The exercise
What is the number of lines containing the string "date"? Answer with the number only.

======== Data to process

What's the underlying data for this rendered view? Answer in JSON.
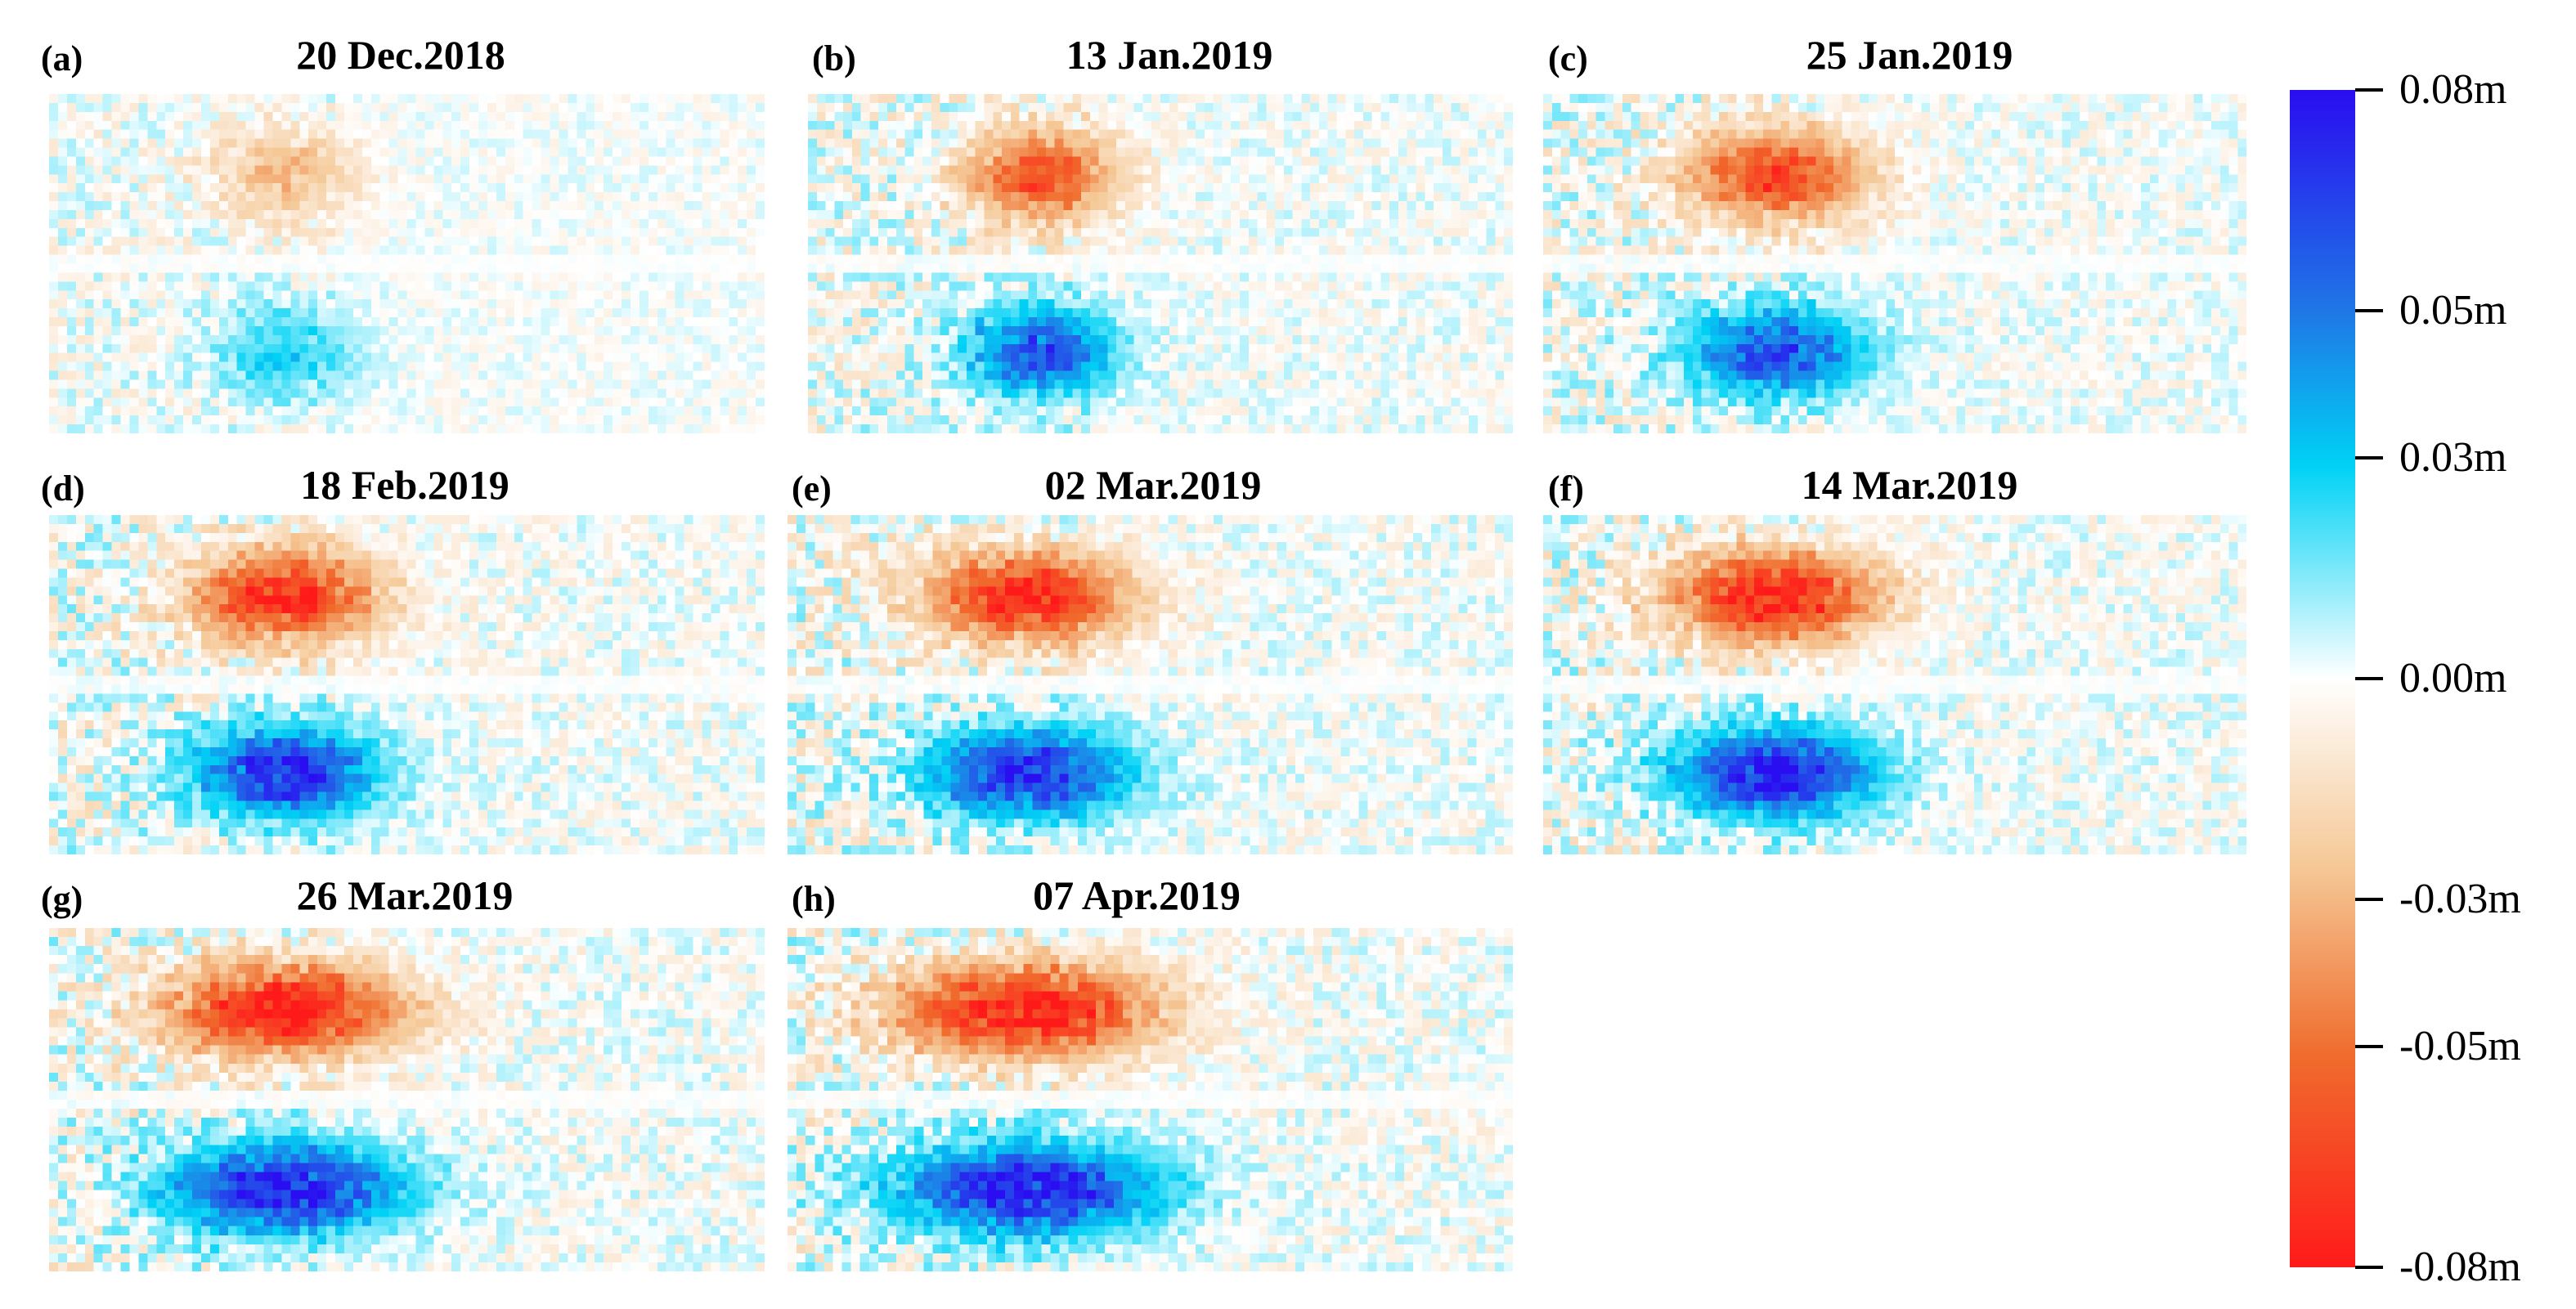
{
  "panels": [
    {
      "label": "(a)",
      "date": "20 Dec.2018",
      "intensity": 0.35,
      "extent": 0.55
    },
    {
      "label": "(b)",
      "date": "13 Jan.2019",
      "intensity": 0.75,
      "extent": 0.6
    },
    {
      "label": "(c)",
      "date": "25 Jan.2019",
      "intensity": 0.78,
      "extent": 0.8
    },
    {
      "label": "(d)",
      "date": "18 Feb.2019",
      "intensity": 0.9,
      "extent": 0.8
    },
    {
      "label": "(e)",
      "date": "02 Mar.2019",
      "intensity": 0.92,
      "extent": 0.9
    },
    {
      "label": "(f)",
      "date": "14 Mar.2019",
      "intensity": 0.95,
      "extent": 0.95
    },
    {
      "label": "(g)",
      "date": "26 Mar.2019",
      "intensity": 0.97,
      "extent": 1.1
    },
    {
      "label": "(h)",
      "date": "07 Apr.2019",
      "intensity": 1.0,
      "extent": 1.2
    }
  ],
  "colorbar": {
    "ticks": [
      "0.08m",
      "0.05m",
      "0.03m",
      "0.00m",
      "-0.03m",
      "-0.05m",
      "-0.08m"
    ],
    "tick_values": [
      0.08,
      0.05,
      0.03,
      0.0,
      -0.03,
      -0.05,
      -0.08
    ],
    "range": [
      -0.08,
      0.08
    ],
    "colors": {
      "max": "#2a0df0",
      "high": "#1f78e6",
      "mid_high": "#00d2f5",
      "zero": "#ffffff",
      "mid_low": "#f5c896",
      "low": "#f06c2d",
      "min": "#ff1a1a"
    }
  }
}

================

Response to the task
8